▶ **What is needed**: Exactly reproduce each entry, leaving out nothing.

Stored records:
====================

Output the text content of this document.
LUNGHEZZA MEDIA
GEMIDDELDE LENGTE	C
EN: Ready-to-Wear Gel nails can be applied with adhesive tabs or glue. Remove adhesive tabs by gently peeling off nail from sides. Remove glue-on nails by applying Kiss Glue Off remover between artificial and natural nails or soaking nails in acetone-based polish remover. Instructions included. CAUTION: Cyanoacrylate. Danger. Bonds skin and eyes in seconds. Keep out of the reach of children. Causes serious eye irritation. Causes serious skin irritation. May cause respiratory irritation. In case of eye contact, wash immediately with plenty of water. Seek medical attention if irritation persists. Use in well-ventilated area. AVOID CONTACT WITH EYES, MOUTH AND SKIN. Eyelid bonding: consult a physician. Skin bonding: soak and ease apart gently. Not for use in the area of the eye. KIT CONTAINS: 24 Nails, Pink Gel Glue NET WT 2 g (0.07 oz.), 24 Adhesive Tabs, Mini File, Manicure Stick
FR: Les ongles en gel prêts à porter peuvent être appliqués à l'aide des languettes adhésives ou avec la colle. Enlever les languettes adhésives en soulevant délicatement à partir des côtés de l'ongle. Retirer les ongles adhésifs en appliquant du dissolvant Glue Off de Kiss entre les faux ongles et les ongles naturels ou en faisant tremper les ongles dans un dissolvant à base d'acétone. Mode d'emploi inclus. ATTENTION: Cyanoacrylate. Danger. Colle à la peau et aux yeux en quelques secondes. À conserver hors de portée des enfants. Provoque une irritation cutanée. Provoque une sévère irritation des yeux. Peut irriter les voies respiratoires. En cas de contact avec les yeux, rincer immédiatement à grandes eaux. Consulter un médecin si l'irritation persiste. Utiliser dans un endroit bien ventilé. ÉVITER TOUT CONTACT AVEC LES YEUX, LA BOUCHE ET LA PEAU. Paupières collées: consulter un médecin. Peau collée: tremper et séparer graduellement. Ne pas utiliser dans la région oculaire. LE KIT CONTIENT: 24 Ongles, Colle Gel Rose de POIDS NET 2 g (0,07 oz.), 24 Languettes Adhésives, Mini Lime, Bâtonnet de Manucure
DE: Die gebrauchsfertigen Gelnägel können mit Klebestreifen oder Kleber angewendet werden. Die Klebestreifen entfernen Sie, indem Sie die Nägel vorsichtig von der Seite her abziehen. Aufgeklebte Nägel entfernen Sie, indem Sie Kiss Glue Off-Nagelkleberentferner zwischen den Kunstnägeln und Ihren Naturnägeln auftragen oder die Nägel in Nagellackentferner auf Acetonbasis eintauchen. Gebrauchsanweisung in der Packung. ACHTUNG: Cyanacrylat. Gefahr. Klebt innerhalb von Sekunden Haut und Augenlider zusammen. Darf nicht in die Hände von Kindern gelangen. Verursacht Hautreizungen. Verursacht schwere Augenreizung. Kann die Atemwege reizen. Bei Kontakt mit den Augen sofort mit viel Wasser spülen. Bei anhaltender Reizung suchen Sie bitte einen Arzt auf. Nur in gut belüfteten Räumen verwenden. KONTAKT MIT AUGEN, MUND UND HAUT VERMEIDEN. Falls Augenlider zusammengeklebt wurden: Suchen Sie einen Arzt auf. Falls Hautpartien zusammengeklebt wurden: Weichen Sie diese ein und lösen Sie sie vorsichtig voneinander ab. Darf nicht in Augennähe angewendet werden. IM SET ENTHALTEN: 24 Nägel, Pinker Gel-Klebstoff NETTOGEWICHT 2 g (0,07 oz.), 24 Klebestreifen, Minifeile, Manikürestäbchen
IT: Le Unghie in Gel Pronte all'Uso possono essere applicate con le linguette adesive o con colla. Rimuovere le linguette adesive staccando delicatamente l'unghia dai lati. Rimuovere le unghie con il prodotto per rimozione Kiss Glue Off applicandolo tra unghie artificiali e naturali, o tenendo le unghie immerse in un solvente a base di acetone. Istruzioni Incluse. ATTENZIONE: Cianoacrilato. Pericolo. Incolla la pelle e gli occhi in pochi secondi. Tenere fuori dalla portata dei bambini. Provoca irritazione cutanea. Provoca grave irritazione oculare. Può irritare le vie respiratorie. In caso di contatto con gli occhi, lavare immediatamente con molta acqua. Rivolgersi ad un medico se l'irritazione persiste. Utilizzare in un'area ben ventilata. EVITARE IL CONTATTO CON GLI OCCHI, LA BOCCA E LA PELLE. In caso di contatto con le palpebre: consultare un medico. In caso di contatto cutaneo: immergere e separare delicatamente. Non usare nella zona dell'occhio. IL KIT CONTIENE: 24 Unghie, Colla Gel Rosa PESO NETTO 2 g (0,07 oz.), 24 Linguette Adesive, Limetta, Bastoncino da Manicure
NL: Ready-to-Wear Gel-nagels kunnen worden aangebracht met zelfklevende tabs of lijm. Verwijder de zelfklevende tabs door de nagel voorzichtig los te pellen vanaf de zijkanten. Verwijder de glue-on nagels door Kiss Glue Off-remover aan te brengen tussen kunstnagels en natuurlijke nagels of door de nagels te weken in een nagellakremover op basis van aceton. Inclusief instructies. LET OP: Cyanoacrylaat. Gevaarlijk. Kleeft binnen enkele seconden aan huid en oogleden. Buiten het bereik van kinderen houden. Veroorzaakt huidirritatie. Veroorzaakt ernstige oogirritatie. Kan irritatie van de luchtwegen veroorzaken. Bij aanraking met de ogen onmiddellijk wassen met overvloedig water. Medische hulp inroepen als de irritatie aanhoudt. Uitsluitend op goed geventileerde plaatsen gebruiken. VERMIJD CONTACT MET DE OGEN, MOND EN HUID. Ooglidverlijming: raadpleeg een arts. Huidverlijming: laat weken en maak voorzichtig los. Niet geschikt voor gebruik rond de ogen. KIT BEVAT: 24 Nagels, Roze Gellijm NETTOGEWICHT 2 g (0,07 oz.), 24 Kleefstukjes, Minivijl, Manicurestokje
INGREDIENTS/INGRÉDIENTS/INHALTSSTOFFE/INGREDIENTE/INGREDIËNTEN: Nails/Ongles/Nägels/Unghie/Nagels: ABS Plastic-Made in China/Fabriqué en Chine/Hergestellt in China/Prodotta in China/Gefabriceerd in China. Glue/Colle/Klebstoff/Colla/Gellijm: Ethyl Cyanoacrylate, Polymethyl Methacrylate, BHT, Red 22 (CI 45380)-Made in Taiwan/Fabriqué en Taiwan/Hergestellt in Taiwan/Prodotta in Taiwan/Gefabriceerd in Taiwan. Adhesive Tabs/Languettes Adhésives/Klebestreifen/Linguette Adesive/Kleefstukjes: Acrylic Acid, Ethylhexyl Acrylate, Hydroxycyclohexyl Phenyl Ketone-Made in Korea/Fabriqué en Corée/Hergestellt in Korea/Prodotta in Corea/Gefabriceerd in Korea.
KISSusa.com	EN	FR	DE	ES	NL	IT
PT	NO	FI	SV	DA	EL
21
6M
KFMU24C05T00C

====================

▶ **The reply**:
Output the text content of this document.
LUNGHEZZA MEDIA
GEMIDDELDE LENGTE	C
EN: Ready-to-Wear Gel nails can be applied with adhesive tabs or glue. Remove adhesive tabs by gently peeling off nail from sides. Remove glue-on nails by applying Kiss Glue Off remover between artificial and natural nails or soaking nails in acetone-based polish remover. Instructions included. CAUTION: Cyanoacrylate. Danger. Bonds skin and eyes in seconds. Keep out of the reach of children. Causes serious eye irritation. Causes serious skin irritation. May cause respiratory irritation. In case of eye contact, wash immediately with plenty of water. Seek medical attention if irritation persists. Use in well-ventilated area. AVOID CONTACT WITH EYES, MOUTH AND SKIN. Eyelid bonding: consult a physician. Skin bonding: soak and ease apart gently. Not for use in the area of the eye. KIT CONTAINS: 24 Nails, Pink Gel Glue NET WT 2 g (0.07 oz.), 24 Adhesive Tabs, Mini File, Manicure Stick
FR: Les ongles en gel prêts à porter peuvent être appliqués à l'aide des languettes adhésives ou avec la colle. Enlever les languettes adhésives en soulevant délicatement à partir des côtés de l'ongle. Retirer les ongles adhésifs en appliquant du dissolvant Glue Off de Kiss entre les faux ongles et les ongles naturels ou en faisant tremper les ongles dans un dissolvant à base d'acétone. Mode d'emploi inclus. ATTENTION: Cyanoacrylate. Danger. Colle à la peau et aux yeux en quelques secondes. À conserver hors de portée des enfants. Provoque une irritation cutanée. Provoque une sévère irritation des yeux. Peut irriter les voies respiratoires. En cas de contact avec les yeux, rincer immédiatement à grandes eaux. Consulter un médecin si l'irritation persiste. Utiliser dans un endroit bien ventilé. ÉVITER TOUT CONTACT AVEC LES YEUX, LA BOUCHE ET LA PEAU. Paupières collées: consulter un médecin. Peau collée: tremper et séparer graduellement. Ne pas utiliser dans la région oculaire. LE KIT CONTIENT: 24 Ongles, Colle Gel Rose de POIDS NET 2 g (0,07 oz.), 24 Languettes Adhésives, Mini Lime, Bâtonnet de Manucure
DE: Die gebrauchsfertigen Gelnägel können mit Klebestreifen oder Kleber angewendet werden. Die Klebestreifen entfernen Sie, indem Sie die Nägel vorsichtig von der Seite her abziehen. Aufgeklebte Nägel entfernen Sie, indem Sie Kiss Glue Off-Nagelkleberentferner zwischen den Kunstnägeln und Ihren Naturnägeln auftragen oder die Nägel in Nagellackentferner auf Acetonbasis eintauchen. Gebrauchsanweisung in der Packung. ACHTUNG: Cyanacrylat. Gefahr. Klebt innerhalb von Sekunden Haut und Augenlider zusammen. Darf nicht in die Hände von Kindern gelangen. Verursacht Hautreizungen. Verursacht schwere Augenreizung. Kann die Atemwege reizen. Bei Kontakt mit den Augen sofort mit viel Wasser spülen. Bei anhaltender Reizung suchen Sie bitte einen Arzt auf. Nur in gut belüfteten Räumen verwenden. KONTAKT MIT AUGEN, MUND UND HAUT VERMEIDEN. Falls Augenlider zusammengeklebt wurden: Suchen Sie einen Arzt auf. Falls Hautpartien zusammengeklebt wurden: Weichen Sie diese ein und lösen Sie sie vorsichtig voneinander ab. Darf nicht in Augennähe angewendet werden. IM SET ENTHALTEN: 24 Nägel, Pinker Gel-Klebstoff NETTOGEWICHT 2 g (0,07 oz.), 24 Klebestreifen, Minifeile, Manikürestäbchen
IT: Le Unghie in Gel Pronte all'Uso possono essere applicate con le linguette adesive o con colla. Rimuovere le linguette adesive staccando delicatamente l'unghia dai lati. Rimuovere le unghie con il prodotto per rimozione Kiss Glue Off applicandolo tra unghie artificiali e naturali, o tenendo le unghie immerse in un solvente a base di acetone. Istruzioni Incluse. ATTENZIONE: Cianoacrilato. Pericolo. Incolla la pelle e gli occhi in pochi secondi. Tenere fuori dalla portata dei bambini. Provoca irritazione cutanea. Provoca grave irritazione oculare. Può irritare le vie respiratorie. In caso di contatto con gli occhi, lavare immediatamente con molta acqua. Rivolgersi ad un medico se l'irritazione persiste. Utilizzare in un'area ben ventilata. EVITARE IL CONTATTO CON GLI OCCHI, LA BOCCA E LA PELLE. In caso di contatto con le palpebre: consultare un medico. In caso di contatto cutaneo: immergere e separare delicatamente. Non usare nella zona dell'occhio. IL KIT CONTIENE: 24 Unghie, Colla Gel Rosa PESO NETTO 2 g (0,07 oz.), 24 Linguette Adesive, Limetta, Bastoncino da Manicure
NL: Ready-to-Wear Gel-nagels kunnen worden aangebracht met zelfklevende tabs of lijm. Verwijder de zelfklevende tabs door de nagel voorzichtig los te pellen vanaf de zijkanten. Verwijder de glue-on nagels door Kiss Glue Off-remover aan te brengen tussen kunstnagels en natuurlijke nagels of door de nagels te weken in een nagellakremover op basis van aceton. Inclusief instructies. LET OP: Cyanoacrylaat. Gevaarlijk. Kleeft binnen enkele seconden aan huid en oogleden. Buiten het bereik van kinderen houden. Veroorzaakt huidirritatie. Veroorzaakt ernstige oogirritatie. Kan irritatie van de luchtwegen veroorzaken. Bij aanraking met de ogen onmiddellijk wassen met overvloedig water. Medische hulp inroepen als de irritatie aanhoudt. Uitsluitend op goed geventileerde plaatsen gebruiken. VERMIJD CONTACT MET DE OGEN, MOND EN HUID. Ooglidverlijming: raadpleeg een arts. Huidverlijming: laat weken en maak voorzichtig los. Niet geschikt voor gebruik rond de ogen. KIT BEVAT: 24 Nagels, Roze Gellijm NETTOGEWICHT 2 g (0,07 oz.), 24 Kleefstukjes, Minivijl, Manicurestokje
INGREDIENTS/INGRÉDIENTS/INHALTSSTOFFE/INGREDIENTE/INGREDIËNTEN: Nails/Ongles/Nägels/Unghie/Nagels: ABS Plastic-Made in China/Fabriqué en Chine/Hergestellt in China/Prodotta in China/Gefabriceerd in China. Glue/Colle/Klebstoff/Colla/Gellijm: Ethyl Cyanoacrylate, Polymethyl Methacrylate, BHT, Red 22 (CI 45380)-Made in Taiwan/Fabriqué en Taiwan/Hergestellt in Taiwan/Prodotta in Taiwan/Gefabriceerd in Taiwan. Adhesive Tabs/Languettes Adhésives/Klebestreifen/Linguette Adesive/Kleefstukjes: Acrylic Acid, Ethylhexyl Acrylate, Hydroxycyclohexyl Phenyl Ketone-Made in Korea/Fabriqué en Corée/Hergestellt in Korea/Prodotta in Corea/Gefabriceerd in Korea.
KISSusa.com	EN	FR	DE	ES	NL	IT
PT	NO	FI	SV	DA	EL
21
6M
KFMU24C05T00C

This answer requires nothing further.